Short problem:
Transcribe all of the records precisely as they are presented.

#####

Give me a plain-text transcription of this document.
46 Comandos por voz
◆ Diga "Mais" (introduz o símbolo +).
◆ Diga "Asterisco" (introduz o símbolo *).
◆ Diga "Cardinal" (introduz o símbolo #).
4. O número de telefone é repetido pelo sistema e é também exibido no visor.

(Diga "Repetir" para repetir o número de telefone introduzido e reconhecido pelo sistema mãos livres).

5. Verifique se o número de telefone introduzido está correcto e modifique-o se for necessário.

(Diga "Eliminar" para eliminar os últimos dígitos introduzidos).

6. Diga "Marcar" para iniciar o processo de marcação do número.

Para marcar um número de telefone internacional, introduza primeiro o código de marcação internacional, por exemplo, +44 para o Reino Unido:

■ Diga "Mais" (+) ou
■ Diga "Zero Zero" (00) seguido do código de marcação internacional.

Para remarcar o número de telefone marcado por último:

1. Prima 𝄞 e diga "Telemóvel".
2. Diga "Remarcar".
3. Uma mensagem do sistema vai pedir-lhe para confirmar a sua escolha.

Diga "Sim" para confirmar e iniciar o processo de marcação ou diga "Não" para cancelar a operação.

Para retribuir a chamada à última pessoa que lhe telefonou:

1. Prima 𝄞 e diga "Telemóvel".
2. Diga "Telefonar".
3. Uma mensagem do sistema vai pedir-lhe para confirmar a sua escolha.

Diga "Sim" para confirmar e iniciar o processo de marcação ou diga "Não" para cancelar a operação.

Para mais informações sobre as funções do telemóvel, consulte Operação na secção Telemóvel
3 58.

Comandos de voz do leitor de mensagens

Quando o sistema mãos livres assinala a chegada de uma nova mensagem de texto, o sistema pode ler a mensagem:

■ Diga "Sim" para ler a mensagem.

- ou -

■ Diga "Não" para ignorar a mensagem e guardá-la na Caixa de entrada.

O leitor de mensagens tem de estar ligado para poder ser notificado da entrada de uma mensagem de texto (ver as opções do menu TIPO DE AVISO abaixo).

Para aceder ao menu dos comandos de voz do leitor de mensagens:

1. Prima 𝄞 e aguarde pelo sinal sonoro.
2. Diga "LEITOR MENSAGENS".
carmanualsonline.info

#####

Result of this exercise:
Give me a plain-text transcription of this document.
46 Comandos por voz
◆ Diga "Mais" (introduz o símbolo +).
◆ Diga "Asterisco" (introduz o símbolo *).
◆ Diga "Cardinal" (introduz o símbolo #).
4. O número de telefone é repetido pelo sistema e é também exibido no visor.

(Diga "Repetir" para repetir o número de telefone introduzido e reconhecido pelo sistema mãos livres).

5. Verifique se o número de telefone introduzido está correcto e modifique-o se for necessário.

(Diga "Eliminar" para eliminar os últimos dígitos introduzidos).

6. Diga "Marcar" para iniciar o processo de marcação do número.

Para marcar um número de telefone internacional, introduza primeiro o código de marcação internacional, por exemplo, +44 para o Reino Unido:

■ Diga "Mais" (+) ou
■ Diga "Zero Zero" (00) seguido do código de marcação internacional.

Para remarcar o número de telefone marcado por último:

1. Prima 𝄞 e diga "Telemóvel".
2. Diga "Remarcar".
3. Uma mensagem do sistema vai pedir-lhe para confirmar a sua escolha.

Diga "Sim" para confirmar e iniciar o processo de marcação ou diga "Não" para cancelar a operação.

Para retribuir a chamada à última pessoa que lhe telefonou:

1. Prima 𝄞 e diga "Telemóvel".
2. Diga "Telefonar".
3. Uma mensagem do sistema vai pedir-lhe para confirmar a sua escolha.

Diga "Sim" para confirmar e iniciar o processo de marcação ou diga "Não" para cancelar a operação.

Para mais informações sobre as funções do telemóvel, consulte Operação na secção Telemóvel
3 58.

Comandos de voz do leitor de mensagens

Quando o sistema mãos livres assinala a chegada de uma nova mensagem de texto, o sistema pode ler a mensagem:

■ Diga "Sim" para ler a mensagem.

- ou -

■ Diga "Não" para ignorar a mensagem e guardá-la na Caixa de entrada.

O leitor de mensagens tem de estar ligado para poder ser notificado da entrada de uma mensagem de texto (ver as opções do menu TIPO DE AVISO abaixo).

Para aceder ao menu dos comandos de voz do leitor de mensagens:

1. Prima 𝄞 e aguarde pelo sinal sonoro.
2. Diga "LEITOR MENSAGENS".
carmanualsonline.info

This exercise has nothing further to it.